» **Task statement**: Set the listing down unchanged, minus every embedded image.

» **Material**:
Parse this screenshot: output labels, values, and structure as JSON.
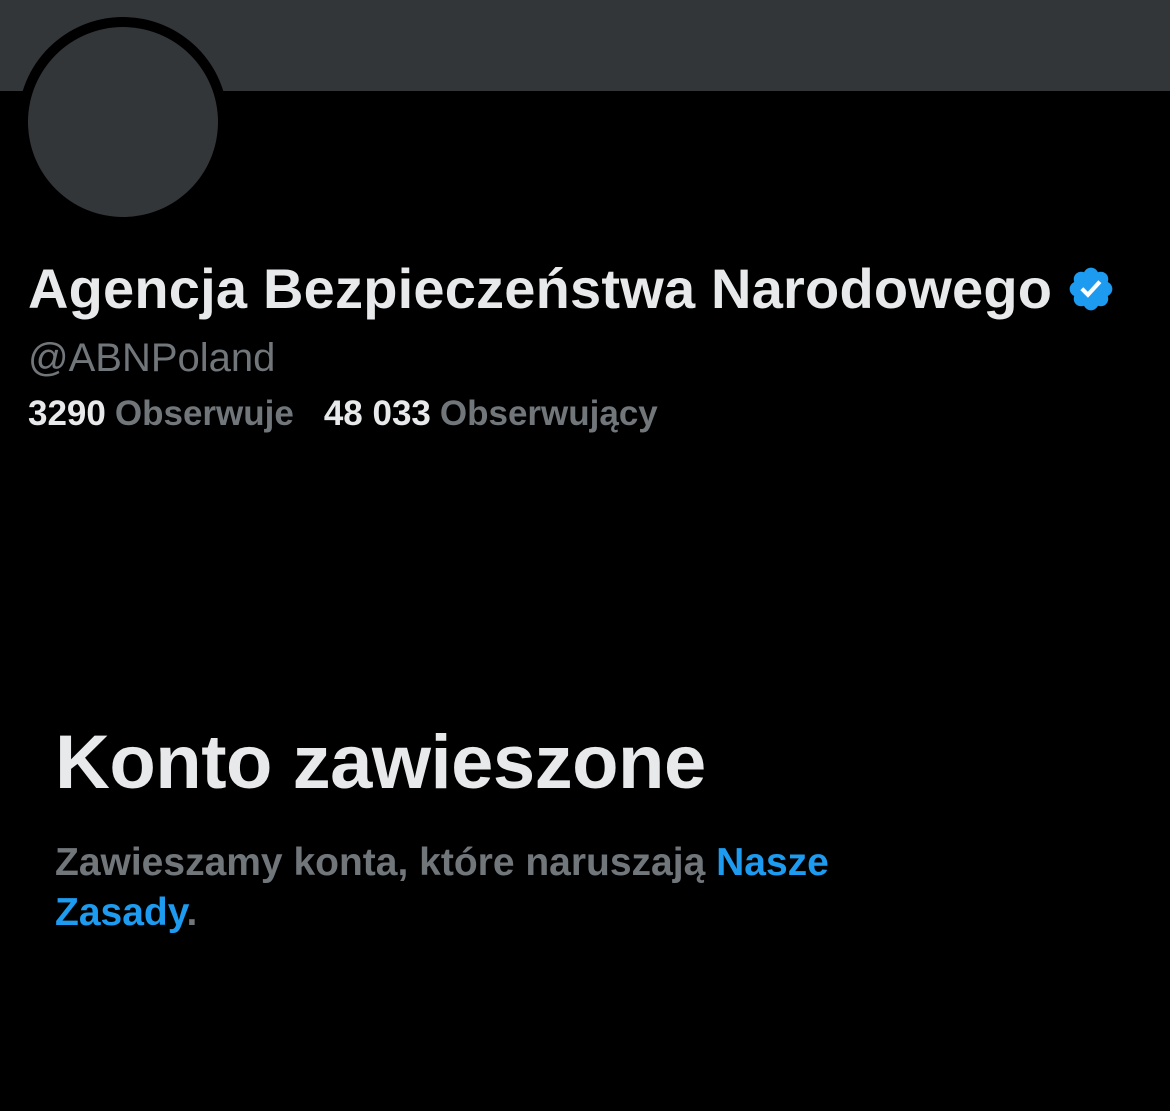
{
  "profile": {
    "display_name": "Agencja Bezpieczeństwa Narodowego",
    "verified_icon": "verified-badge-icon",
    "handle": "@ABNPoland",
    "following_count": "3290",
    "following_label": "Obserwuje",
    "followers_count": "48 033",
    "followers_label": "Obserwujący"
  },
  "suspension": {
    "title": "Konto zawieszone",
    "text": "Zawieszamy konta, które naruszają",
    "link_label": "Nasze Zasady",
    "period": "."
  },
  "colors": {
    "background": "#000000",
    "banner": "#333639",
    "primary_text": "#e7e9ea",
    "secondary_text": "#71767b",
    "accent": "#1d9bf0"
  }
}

» **Answer to the problem**:
Parse this screenshot: output labels, values, and structure as JSON.
{
  "profile": {
    "display_name": "Agencja Bezpieczeństwa Narodowego",
    "verified_icon": "verified-badge-icon",
    "handle": "@ABNPoland",
    "following_count": "3290",
    "following_label": "Obserwuje",
    "followers_count": "48 033",
    "followers_label": "Obserwujący"
  },
  "suspension": {
    "title": "Konto zawieszone",
    "text": "Zawieszamy konta, które naruszają",
    "link_label": "Nasze Zasady",
    "period": "."
  },
  "colors": {
    "background": "#000000",
    "banner": "#333639",
    "primary_text": "#e7e9ea",
    "secondary_text": "#71767b",
    "accent": "#1d9bf0"
  }
}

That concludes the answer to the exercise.